[Collection entries]

^^^^

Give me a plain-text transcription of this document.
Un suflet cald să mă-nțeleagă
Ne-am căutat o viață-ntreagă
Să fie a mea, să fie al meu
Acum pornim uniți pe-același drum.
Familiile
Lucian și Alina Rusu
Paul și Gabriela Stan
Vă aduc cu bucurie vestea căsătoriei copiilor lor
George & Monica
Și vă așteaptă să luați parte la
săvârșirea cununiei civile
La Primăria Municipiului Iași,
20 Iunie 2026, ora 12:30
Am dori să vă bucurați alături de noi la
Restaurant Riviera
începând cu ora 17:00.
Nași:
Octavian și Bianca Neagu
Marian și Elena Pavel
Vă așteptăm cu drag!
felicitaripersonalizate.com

^^^^

What is needed: Repeat every entry exactly as written above.

Solved problem:
Give me a plain-text transcription of this document.
Un suflet cald să mă-nțeleagă
Ne-am căutat o viață-ntreagă
Să fie a mea, să fie al meu
Acum pornim uniți pe-același drum.
Familiile
Lucian și Alina Rusu
Paul și Gabriela Stan
Vă aduc cu bucurie vestea căsătoriei copiilor lor
George & Monica
Și vă așteaptă să luați parte la
săvârșirea cununiei civile
La Primăria Municipiului Iași,
20 Iunie 2026, ora 12:30
Am dori să vă bucurați alături de noi la
Restaurant Riviera
începând cu ora 17:00.
Nași:
Octavian și Bianca Neagu
Marian și Elena Pavel
Vă așteptăm cu drag!
felicitaripersonalizate.com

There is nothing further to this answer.